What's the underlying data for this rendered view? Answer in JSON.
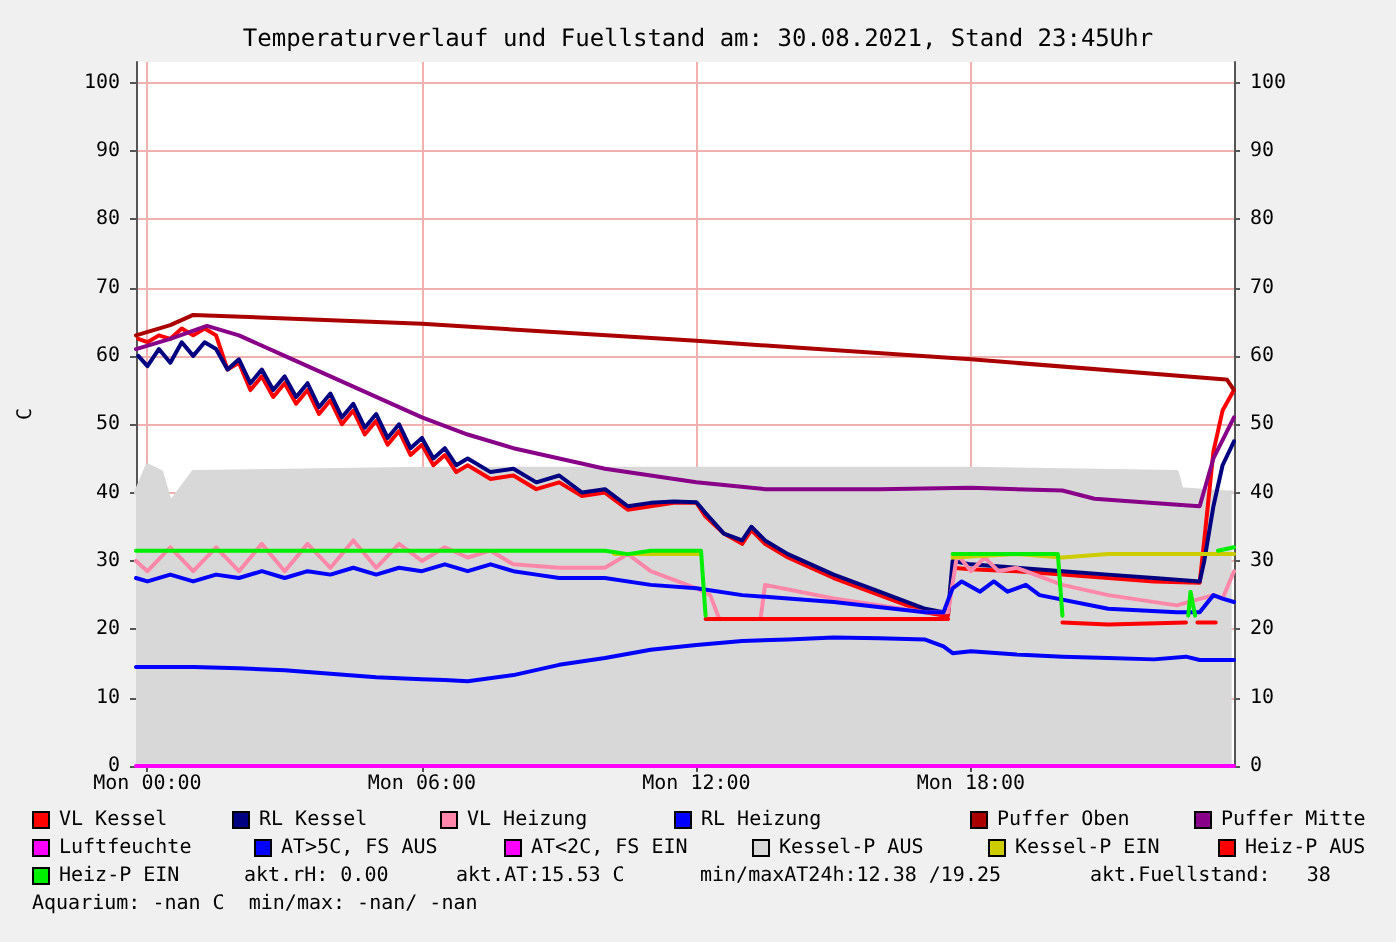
{
  "chart_data": {
    "type": "line",
    "title": "Temperaturverlauf und Fuellstand am: 30.08.2021, Stand 23:45Uhr",
    "ylabel": "C",
    "xlim": [
      "2021-08-29T23:45",
      "2021-08-30T23:45"
    ],
    "xticks": [
      {
        "value": "2021-08-30T00:00",
        "label": "Mon 00:00"
      },
      {
        "value": "2021-08-30T06:00",
        "label": "Mon 06:00"
      },
      {
        "value": "2021-08-30T12:00",
        "label": "Mon 12:00"
      },
      {
        "value": "2021-08-30T18:00",
        "label": "Mon 18:00"
      }
    ],
    "ylim": [
      0,
      103
    ],
    "yticks": [
      0,
      10,
      20,
      30,
      40,
      50,
      60,
      70,
      80,
      90,
      100
    ],
    "y2lim": [
      0,
      103
    ],
    "y2ticks": [
      0,
      10,
      20,
      30,
      40,
      50,
      60,
      70,
      80,
      90,
      100
    ],
    "grid": true,
    "legend": "bottom",
    "marker": "none",
    "line_style": "solid",
    "annotations": [
      "akt.rH: 0.00",
      "akt.AT:15.53 C",
      "min/maxAT24h:12.38 /19.25",
      "akt.Fuellstand:   38",
      "Aquarium: -nan C  min/max: -nan/ -nan"
    ],
    "series": [
      {
        "name": "VL Kessel",
        "color": "#ff0000",
        "x": [
          "2021-08-29T23:48",
          "2021-08-30T00:00",
          "2021-08-30T00:15",
          "2021-08-30T00:30",
          "2021-08-30T00:45",
          "2021-08-30T01:00",
          "2021-08-30T01:15",
          "2021-08-30T01:30",
          "2021-08-30T01:45",
          "2021-08-30T02:00",
          "2021-08-30T02:15",
          "2021-08-30T02:30",
          "2021-08-30T02:45",
          "2021-08-30T03:00",
          "2021-08-30T03:15",
          "2021-08-30T03:30",
          "2021-08-30T03:45",
          "2021-08-30T04:00",
          "2021-08-30T04:15",
          "2021-08-30T04:30",
          "2021-08-30T04:45",
          "2021-08-30T05:00",
          "2021-08-30T05:15",
          "2021-08-30T05:30",
          "2021-08-30T05:45",
          "2021-08-30T06:00",
          "2021-08-30T06:15",
          "2021-08-30T06:30",
          "2021-08-30T06:45",
          "2021-08-30T07:00",
          "2021-08-30T07:30",
          "2021-08-30T08:00",
          "2021-08-30T08:30",
          "2021-08-30T09:00",
          "2021-08-30T09:30",
          "2021-08-30T10:00",
          "2021-08-30T10:30",
          "2021-08-30T11:00",
          "2021-08-30T11:30",
          "2021-08-30T12:00",
          "2021-08-30T12:12",
          "2021-08-30T12:36",
          "2021-08-30T13:00",
          "2021-08-30T13:12",
          "2021-08-30T13:30",
          "2021-08-30T14:00",
          "2021-08-30T15:00",
          "2021-08-30T16:00",
          "2021-08-30T17:00",
          "2021-08-30T17:24",
          "2021-08-30T17:30",
          "2021-08-30T17:36",
          "2021-08-30T18:00",
          "2021-08-30T19:00",
          "2021-08-30T20:00",
          "2021-08-30T21:00",
          "2021-08-30T22:00",
          "2021-08-30T23:00",
          "2021-08-30T23:06",
          "2021-08-30T23:18",
          "2021-08-30T23:30",
          "2021-08-30T23:45"
        ],
        "values": [
          62.5,
          62,
          63,
          62.5,
          64,
          63,
          64,
          63,
          58,
          59,
          55,
          57,
          54,
          56,
          53,
          55,
          51.5,
          53.5,
          50,
          52,
          48.5,
          50.5,
          47,
          49,
          45.5,
          47,
          44,
          45.5,
          43,
          44,
          42,
          42.5,
          40.5,
          41.5,
          39.5,
          40,
          37.5,
          38,
          38.5,
          38.5,
          36.5,
          34,
          32.5,
          34.5,
          32.5,
          30.5,
          27.5,
          25,
          22.5,
          22,
          22,
          29,
          28.8,
          28.5,
          28,
          27.5,
          27,
          26.8,
          33,
          46,
          52,
          55
        ]
      },
      {
        "name": "RL Kessel",
        "color": "#000080",
        "x": [
          "2021-08-29T23:48",
          "2021-08-30T00:00",
          "2021-08-30T00:15",
          "2021-08-30T00:30",
          "2021-08-30T00:45",
          "2021-08-30T01:00",
          "2021-08-30T01:15",
          "2021-08-30T01:30",
          "2021-08-30T01:45",
          "2021-08-30T02:00",
          "2021-08-30T02:15",
          "2021-08-30T02:30",
          "2021-08-30T02:45",
          "2021-08-30T03:00",
          "2021-08-30T03:15",
          "2021-08-30T03:30",
          "2021-08-30T03:45",
          "2021-08-30T04:00",
          "2021-08-30T04:15",
          "2021-08-30T04:30",
          "2021-08-30T04:45",
          "2021-08-30T05:00",
          "2021-08-30T05:15",
          "2021-08-30T05:30",
          "2021-08-30T05:45",
          "2021-08-30T06:00",
          "2021-08-30T06:15",
          "2021-08-30T06:30",
          "2021-08-30T06:45",
          "2021-08-30T07:00",
          "2021-08-30T07:30",
          "2021-08-30T08:00",
          "2021-08-30T08:30",
          "2021-08-30T09:00",
          "2021-08-30T09:30",
          "2021-08-30T10:00",
          "2021-08-30T10:30",
          "2021-08-30T11:00",
          "2021-08-30T11:30",
          "2021-08-30T12:00",
          "2021-08-30T12:12",
          "2021-08-30T12:36",
          "2021-08-30T13:00",
          "2021-08-30T13:12",
          "2021-08-30T13:30",
          "2021-08-30T14:00",
          "2021-08-30T15:00",
          "2021-08-30T16:00",
          "2021-08-30T17:00",
          "2021-08-30T17:24",
          "2021-08-30T17:30",
          "2021-08-30T17:36",
          "2021-08-30T18:00",
          "2021-08-30T19:00",
          "2021-08-30T20:00",
          "2021-08-30T21:00",
          "2021-08-30T22:00",
          "2021-08-30T23:00",
          "2021-08-30T23:06",
          "2021-08-30T23:18",
          "2021-08-30T23:30",
          "2021-08-30T23:45"
        ],
        "values": [
          60,
          58.5,
          61,
          59,
          62,
          60,
          62,
          61,
          58,
          59.5,
          56,
          58,
          55,
          57,
          54,
          56,
          52.5,
          54.5,
          51,
          53,
          49.5,
          51.5,
          48,
          50,
          46.5,
          48,
          45,
          46.5,
          44,
          45,
          43,
          43.5,
          41.5,
          42.5,
          40,
          40.5,
          38,
          38.5,
          38.7,
          38.6,
          37,
          34,
          33,
          35,
          33,
          31,
          28,
          25.5,
          23,
          22.5,
          22.5,
          30,
          29.5,
          29,
          28.5,
          28,
          27.5,
          27,
          30,
          38,
          44,
          47.5
        ]
      },
      {
        "name": "VL Heizung",
        "color": "#ff88aa",
        "x": [
          "2021-08-29T23:45",
          "2021-08-30T00:00",
          "2021-08-30T00:30",
          "2021-08-30T01:00",
          "2021-08-30T01:30",
          "2021-08-30T02:00",
          "2021-08-30T02:30",
          "2021-08-30T03:00",
          "2021-08-30T03:30",
          "2021-08-30T04:00",
          "2021-08-30T04:30",
          "2021-08-30T05:00",
          "2021-08-30T05:30",
          "2021-08-30T06:00",
          "2021-08-30T06:30",
          "2021-08-30T07:00",
          "2021-08-30T07:30",
          "2021-08-30T08:00",
          "2021-08-30T09:00",
          "2021-08-30T10:00",
          "2021-08-30T10:30",
          "2021-08-30T11:00",
          "2021-08-30T12:00",
          "2021-08-30T12:18",
          "2021-08-30T12:30",
          "2021-08-30T13:24",
          "2021-08-30T13:30",
          "2021-08-30T15:00",
          "2021-08-30T17:00",
          "2021-08-30T17:30",
          "2021-08-30T17:42",
          "2021-08-30T18:00",
          "2021-08-30T18:18",
          "2021-08-30T18:36",
          "2021-08-30T19:00",
          "2021-08-30T20:00",
          "2021-08-30T21:00",
          "2021-08-30T22:30",
          "2021-08-30T23:18",
          "2021-08-30T23:30",
          "2021-08-30T23:45"
        ],
        "values": [
          30,
          28.5,
          32,
          28.5,
          32,
          28.5,
          32.5,
          28.5,
          32.5,
          29,
          33,
          29,
          32.5,
          30,
          32,
          30.5,
          31.5,
          29.5,
          29,
          29,
          31,
          28.5,
          26,
          25,
          21.5,
          21.5,
          26.5,
          24.5,
          22.5,
          22.5,
          31,
          28.5,
          30.5,
          28.5,
          29,
          26.5,
          25,
          23.5,
          25,
          24.5,
          28.5
        ]
      },
      {
        "name": "RL Heizung",
        "color": "#0000ff",
        "x": [
          "2021-08-29T23:45",
          "2021-08-30T00:00",
          "2021-08-30T00:30",
          "2021-08-30T01:00",
          "2021-08-30T01:30",
          "2021-08-30T02:00",
          "2021-08-30T02:30",
          "2021-08-30T03:00",
          "2021-08-30T03:30",
          "2021-08-30T04:00",
          "2021-08-30T04:30",
          "2021-08-30T05:00",
          "2021-08-30T05:30",
          "2021-08-30T06:00",
          "2021-08-30T06:30",
          "2021-08-30T07:00",
          "2021-08-30T07:30",
          "2021-08-30T08:00",
          "2021-08-30T08:30",
          "2021-08-30T09:00",
          "2021-08-30T10:00",
          "2021-08-30T11:00",
          "2021-08-30T12:00",
          "2021-08-30T13:00",
          "2021-08-30T15:00",
          "2021-08-30T17:00",
          "2021-08-30T17:24",
          "2021-08-30T17:36",
          "2021-08-30T17:48",
          "2021-08-30T18:12",
          "2021-08-30T18:30",
          "2021-08-30T18:48",
          "2021-08-30T19:12",
          "2021-08-30T19:30",
          "2021-08-30T21:00",
          "2021-08-30T22:30",
          "2021-08-30T23:00",
          "2021-08-30T23:18",
          "2021-08-30T23:30",
          "2021-08-30T23:45"
        ],
        "values": [
          27.5,
          27,
          28,
          27,
          28,
          27.5,
          28.5,
          27.5,
          28.5,
          28,
          29,
          28,
          29,
          28.5,
          29.5,
          28.5,
          29.5,
          28.5,
          28,
          27.5,
          27.5,
          26.5,
          26,
          25,
          24,
          22.5,
          22.5,
          26,
          27,
          25.5,
          27,
          25.5,
          26.5,
          25,
          23,
          22.5,
          22.5,
          25,
          24.5,
          24
        ]
      },
      {
        "name": "Puffer Oben",
        "color": "#aa0000",
        "x": [
          "2021-08-29T23:45",
          "2021-08-30T00:30",
          "2021-08-30T01:00",
          "2021-08-30T06:00",
          "2021-08-30T12:00",
          "2021-08-30T18:00",
          "2021-08-30T23:30",
          "2021-08-30T23:36",
          "2021-08-30T23:45"
        ],
        "values": [
          63,
          64.5,
          66,
          64.7,
          62.2,
          59.5,
          56.6,
          56.5,
          55
        ]
      },
      {
        "name": "Puffer Mitte",
        "color": "#880088",
        "x": [
          "2021-08-29T23:45",
          "2021-08-30T00:30",
          "2021-08-30T01:18",
          "2021-08-30T02:00",
          "2021-08-30T03:00",
          "2021-08-30T04:30",
          "2021-08-30T06:00",
          "2021-08-30T07:00",
          "2021-08-30T08:00",
          "2021-08-30T10:00",
          "2021-08-30T12:00",
          "2021-08-30T13:30",
          "2021-08-30T16:00",
          "2021-08-30T18:00",
          "2021-08-30T20:00",
          "2021-08-30T20:42",
          "2021-08-30T22:36",
          "2021-08-30T23:00",
          "2021-08-30T23:18",
          "2021-08-30T23:45"
        ],
        "values": [
          61,
          62.5,
          64.4,
          63,
          60,
          55.5,
          51,
          48.5,
          46.5,
          43.5,
          41.5,
          40.5,
          40.5,
          40.7,
          40.3,
          39.1,
          38.2,
          38,
          45,
          51
        ]
      },
      {
        "name": "Luftfeuchte",
        "color": "#ff00ff",
        "x": [
          "2021-08-29T23:45",
          "2021-08-30T23:45"
        ],
        "values": [
          0,
          0
        ]
      },
      {
        "name": "AT>5C, FS AUS",
        "color": "#0000ff",
        "x": [
          "2021-08-29T23:45",
          "2021-08-30T01:00",
          "2021-08-30T02:00",
          "2021-08-30T03:00",
          "2021-08-30T04:00",
          "2021-08-30T05:00",
          "2021-08-30T06:00",
          "2021-08-30T06:30",
          "2021-08-30T07:00",
          "2021-08-30T08:00",
          "2021-08-30T09:00",
          "2021-08-30T10:00",
          "2021-08-30T11:00",
          "2021-08-30T12:00",
          "2021-08-30T13:00",
          "2021-08-30T14:00",
          "2021-08-30T15:00",
          "2021-08-30T16:00",
          "2021-08-30T17:00",
          "2021-08-30T17:24",
          "2021-08-30T17:36",
          "2021-08-30T18:00",
          "2021-08-30T19:00",
          "2021-08-30T20:00",
          "2021-08-30T21:00",
          "2021-08-30T22:00",
          "2021-08-30T22:42",
          "2021-08-30T23:00",
          "2021-08-30T23:45"
        ],
        "values": [
          14.5,
          14.5,
          14.3,
          14,
          13.5,
          13,
          12.7,
          12.6,
          12.4,
          13.3,
          14.8,
          15.8,
          17,
          17.7,
          18.3,
          18.5,
          18.8,
          18.7,
          18.5,
          17.5,
          16.5,
          16.8,
          16.3,
          16,
          15.8,
          15.6,
          16,
          15.5,
          15.5
        ]
      },
      {
        "name": "AT<2C, FS EIN",
        "color": "#ff00ff"
      },
      {
        "name": "Kessel-P AUS",
        "type": "area",
        "color": "#d8d8d8",
        "x": [
          "2021-08-29T23:45",
          "2021-08-30T00:00",
          "2021-08-30T00:18",
          "2021-08-30T00:30",
          "2021-08-30T01:00",
          "2021-08-30T06:00",
          "2021-08-30T12:00",
          "2021-08-30T18:00",
          "2021-08-30T22:30",
          "2021-08-30T22:36",
          "2021-08-30T23:36",
          "2021-08-30T23:42"
        ],
        "values": [
          40,
          44,
          43,
          38.5,
          43,
          43.5,
          43.5,
          43.5,
          43,
          40.5,
          40,
          40
        ]
      },
      {
        "name": "Kessel-P EIN",
        "color": "#cccc00",
        "x": [
          "2021-08-30T10:12",
          "2021-08-30T12:06",
          "2021-08-30T12:09",
          "2021-08-30T17:36",
          "2021-08-30T19:00",
          "2021-08-30T20:00",
          "2021-08-30T21:00",
          "2021-08-30T23:00",
          "2021-08-30T23:45"
        ],
        "values": [
          31,
          31,
          null,
          30.5,
          31,
          30.5,
          31,
          31,
          31
        ]
      },
      {
        "name": "Heiz-P AUS",
        "color": "#ff0000",
        "x": [
          "2021-08-30T12:12",
          "2021-08-30T17:30",
          "2021-08-30T17:33",
          "2021-08-30T20:00",
          "2021-08-30T21:00",
          "2021-08-30T22:42",
          "2021-08-30T22:45",
          "2021-08-30T22:57",
          "2021-08-30T23:21"
        ],
        "values": [
          21.5,
          21.5,
          null,
          21,
          20.7,
          21,
          null,
          21,
          21
        ]
      },
      {
        "name": "Heiz-P EIN",
        "color": "#00ee00",
        "x": [
          "2021-08-29T23:45",
          "2021-08-30T10:00",
          "2021-08-30T10:30",
          "2021-08-30T11:00",
          "2021-08-30T12:06",
          "2021-08-30T12:12",
          "2021-08-30T12:15",
          "2021-08-30T17:30",
          "2021-08-30T17:36",
          "2021-08-30T19:54",
          "2021-08-30T20:00",
          "2021-08-30T20:03",
          "2021-08-30T22:42",
          "2021-08-30T22:45",
          "2021-08-30T22:48",
          "2021-08-30T22:54",
          "2021-08-30T22:57",
          "2021-08-30T23:21",
          "2021-08-30T23:24",
          "2021-08-30T23:45"
        ],
        "values": [
          31.5,
          31.5,
          31,
          31.5,
          31.5,
          22,
          null,
          null,
          31,
          31,
          22,
          null,
          null,
          22,
          25.5,
          22,
          null,
          null,
          31.5,
          32
        ]
      }
    ]
  }
}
※ ※ ※
THE TASK.
Gather each line in the entries above where the string "Fuellstand" is found.

TASK RESULT.
    "title": "Temperaturverlauf und Fuellstand am: 30.08.2021, Stand 23:45Uhr",
      "akt.Fuellstand:   38",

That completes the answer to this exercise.